Dataset records start

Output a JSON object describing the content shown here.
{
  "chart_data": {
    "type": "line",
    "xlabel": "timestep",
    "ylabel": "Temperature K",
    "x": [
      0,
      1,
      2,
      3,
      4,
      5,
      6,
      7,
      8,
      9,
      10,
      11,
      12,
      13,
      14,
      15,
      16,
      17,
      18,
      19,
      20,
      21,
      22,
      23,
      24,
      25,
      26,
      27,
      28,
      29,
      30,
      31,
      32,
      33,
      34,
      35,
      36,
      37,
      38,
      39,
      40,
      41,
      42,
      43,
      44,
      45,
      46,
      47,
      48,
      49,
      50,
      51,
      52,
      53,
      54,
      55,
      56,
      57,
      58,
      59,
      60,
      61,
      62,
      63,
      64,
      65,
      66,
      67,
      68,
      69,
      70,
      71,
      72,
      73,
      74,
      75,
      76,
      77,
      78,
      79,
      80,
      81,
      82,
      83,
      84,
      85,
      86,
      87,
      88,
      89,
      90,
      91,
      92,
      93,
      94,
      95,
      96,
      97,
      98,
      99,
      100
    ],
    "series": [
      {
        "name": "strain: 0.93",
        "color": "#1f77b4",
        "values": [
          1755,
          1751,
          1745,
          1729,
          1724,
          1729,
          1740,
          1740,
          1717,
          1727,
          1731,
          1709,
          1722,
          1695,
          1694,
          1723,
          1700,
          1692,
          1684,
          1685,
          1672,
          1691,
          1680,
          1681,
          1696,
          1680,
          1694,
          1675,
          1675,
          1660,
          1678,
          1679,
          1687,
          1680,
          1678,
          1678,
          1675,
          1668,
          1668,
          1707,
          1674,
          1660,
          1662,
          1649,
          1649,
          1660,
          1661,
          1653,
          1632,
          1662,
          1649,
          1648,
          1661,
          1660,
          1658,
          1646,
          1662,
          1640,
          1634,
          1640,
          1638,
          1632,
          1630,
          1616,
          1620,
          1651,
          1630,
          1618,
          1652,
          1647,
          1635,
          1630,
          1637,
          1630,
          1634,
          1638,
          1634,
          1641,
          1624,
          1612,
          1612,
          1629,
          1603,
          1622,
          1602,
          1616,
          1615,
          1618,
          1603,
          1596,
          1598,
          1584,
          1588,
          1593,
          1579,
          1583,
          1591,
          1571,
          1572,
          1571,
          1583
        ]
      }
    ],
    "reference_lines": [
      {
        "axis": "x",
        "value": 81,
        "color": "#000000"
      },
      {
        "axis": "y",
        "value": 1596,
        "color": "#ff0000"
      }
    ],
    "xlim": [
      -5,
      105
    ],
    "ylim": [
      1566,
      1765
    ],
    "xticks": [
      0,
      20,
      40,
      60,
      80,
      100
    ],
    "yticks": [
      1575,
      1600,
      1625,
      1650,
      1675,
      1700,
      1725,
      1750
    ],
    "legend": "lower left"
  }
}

Dataset records end
Dataset records start

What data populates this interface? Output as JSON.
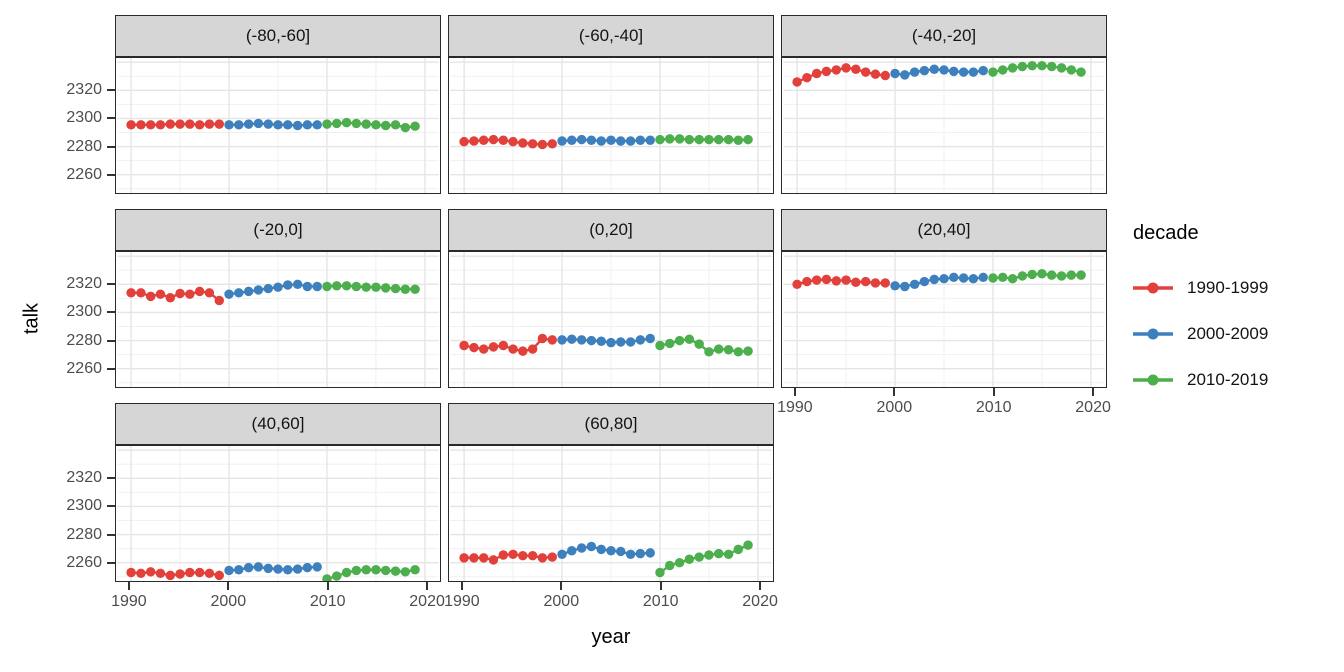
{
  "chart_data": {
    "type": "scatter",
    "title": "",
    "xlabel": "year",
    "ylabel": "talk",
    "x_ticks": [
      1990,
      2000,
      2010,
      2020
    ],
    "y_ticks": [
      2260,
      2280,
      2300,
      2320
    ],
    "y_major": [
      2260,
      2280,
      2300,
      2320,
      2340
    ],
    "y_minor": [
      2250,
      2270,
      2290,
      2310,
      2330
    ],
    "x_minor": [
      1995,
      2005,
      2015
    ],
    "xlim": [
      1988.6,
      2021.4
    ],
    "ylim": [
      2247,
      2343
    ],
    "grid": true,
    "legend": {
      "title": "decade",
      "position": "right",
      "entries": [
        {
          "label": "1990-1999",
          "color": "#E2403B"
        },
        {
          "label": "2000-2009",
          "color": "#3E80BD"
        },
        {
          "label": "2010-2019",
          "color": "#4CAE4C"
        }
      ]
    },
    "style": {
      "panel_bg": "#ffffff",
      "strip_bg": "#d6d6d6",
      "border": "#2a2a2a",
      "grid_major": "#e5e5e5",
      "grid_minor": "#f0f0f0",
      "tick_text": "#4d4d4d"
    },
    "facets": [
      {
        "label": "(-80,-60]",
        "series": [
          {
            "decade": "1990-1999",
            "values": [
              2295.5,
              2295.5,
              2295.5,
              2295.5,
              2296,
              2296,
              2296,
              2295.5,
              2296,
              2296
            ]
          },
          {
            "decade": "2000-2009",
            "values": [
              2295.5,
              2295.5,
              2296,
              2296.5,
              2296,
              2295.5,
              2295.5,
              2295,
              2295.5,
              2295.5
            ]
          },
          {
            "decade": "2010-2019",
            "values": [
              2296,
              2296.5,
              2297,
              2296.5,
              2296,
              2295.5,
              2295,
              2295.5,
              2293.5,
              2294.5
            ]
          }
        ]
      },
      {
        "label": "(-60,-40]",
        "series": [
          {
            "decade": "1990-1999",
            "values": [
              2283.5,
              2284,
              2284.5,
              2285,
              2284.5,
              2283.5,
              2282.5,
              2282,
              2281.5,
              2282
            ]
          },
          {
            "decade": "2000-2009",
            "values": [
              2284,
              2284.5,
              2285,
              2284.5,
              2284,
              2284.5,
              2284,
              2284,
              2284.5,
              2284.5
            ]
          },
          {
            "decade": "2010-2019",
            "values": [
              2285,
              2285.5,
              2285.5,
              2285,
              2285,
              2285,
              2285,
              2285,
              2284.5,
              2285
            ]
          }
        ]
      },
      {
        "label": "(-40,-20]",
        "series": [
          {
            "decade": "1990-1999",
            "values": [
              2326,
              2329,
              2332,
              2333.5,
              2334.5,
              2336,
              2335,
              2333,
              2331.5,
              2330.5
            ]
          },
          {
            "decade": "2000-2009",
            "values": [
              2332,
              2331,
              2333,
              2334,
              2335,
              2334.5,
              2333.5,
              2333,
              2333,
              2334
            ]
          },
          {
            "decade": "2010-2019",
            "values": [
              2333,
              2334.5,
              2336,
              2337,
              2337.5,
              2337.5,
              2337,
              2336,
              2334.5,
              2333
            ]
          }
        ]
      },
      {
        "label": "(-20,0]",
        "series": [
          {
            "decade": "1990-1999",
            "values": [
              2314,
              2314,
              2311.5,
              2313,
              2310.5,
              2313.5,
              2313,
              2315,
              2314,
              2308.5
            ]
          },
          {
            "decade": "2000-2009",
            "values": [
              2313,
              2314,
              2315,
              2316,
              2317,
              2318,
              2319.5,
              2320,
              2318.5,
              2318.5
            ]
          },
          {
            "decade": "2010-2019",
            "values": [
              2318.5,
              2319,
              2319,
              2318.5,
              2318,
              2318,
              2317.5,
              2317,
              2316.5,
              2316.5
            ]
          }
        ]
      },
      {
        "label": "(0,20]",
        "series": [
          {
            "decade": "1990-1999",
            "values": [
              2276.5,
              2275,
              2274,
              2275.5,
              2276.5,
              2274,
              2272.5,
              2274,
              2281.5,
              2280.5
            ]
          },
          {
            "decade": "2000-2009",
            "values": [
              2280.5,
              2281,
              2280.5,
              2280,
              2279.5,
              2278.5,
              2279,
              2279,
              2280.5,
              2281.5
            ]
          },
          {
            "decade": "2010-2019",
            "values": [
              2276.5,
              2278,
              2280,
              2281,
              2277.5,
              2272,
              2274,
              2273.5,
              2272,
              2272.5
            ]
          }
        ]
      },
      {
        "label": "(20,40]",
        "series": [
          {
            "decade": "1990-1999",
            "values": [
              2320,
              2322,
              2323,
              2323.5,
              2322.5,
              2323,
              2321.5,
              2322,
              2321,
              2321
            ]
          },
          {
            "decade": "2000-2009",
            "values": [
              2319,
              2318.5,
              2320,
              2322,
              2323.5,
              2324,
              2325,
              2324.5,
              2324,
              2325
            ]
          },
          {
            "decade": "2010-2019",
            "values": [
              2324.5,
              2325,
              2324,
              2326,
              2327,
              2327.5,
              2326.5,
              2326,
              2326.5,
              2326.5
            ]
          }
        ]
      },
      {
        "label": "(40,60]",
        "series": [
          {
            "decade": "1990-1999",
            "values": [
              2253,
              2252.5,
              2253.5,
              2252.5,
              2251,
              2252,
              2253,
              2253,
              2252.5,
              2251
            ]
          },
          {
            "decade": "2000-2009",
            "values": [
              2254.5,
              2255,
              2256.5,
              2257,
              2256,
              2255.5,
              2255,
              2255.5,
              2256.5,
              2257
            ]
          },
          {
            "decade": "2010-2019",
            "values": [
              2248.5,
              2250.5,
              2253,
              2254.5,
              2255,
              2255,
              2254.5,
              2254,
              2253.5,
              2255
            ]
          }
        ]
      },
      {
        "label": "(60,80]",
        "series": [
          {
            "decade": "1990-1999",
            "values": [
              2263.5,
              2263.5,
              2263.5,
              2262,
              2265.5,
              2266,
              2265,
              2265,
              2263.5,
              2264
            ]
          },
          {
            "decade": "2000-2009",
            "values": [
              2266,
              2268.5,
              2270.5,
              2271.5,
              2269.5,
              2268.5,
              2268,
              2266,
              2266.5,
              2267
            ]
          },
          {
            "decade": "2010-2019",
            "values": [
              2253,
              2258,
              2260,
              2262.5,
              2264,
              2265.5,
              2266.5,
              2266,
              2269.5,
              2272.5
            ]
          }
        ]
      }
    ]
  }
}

Dataset records end

Show each line of the listing that holds the string "Output".

▸ The reply
Output a JSON object describing the content shown here.
What data populates this interface? Output as JSON.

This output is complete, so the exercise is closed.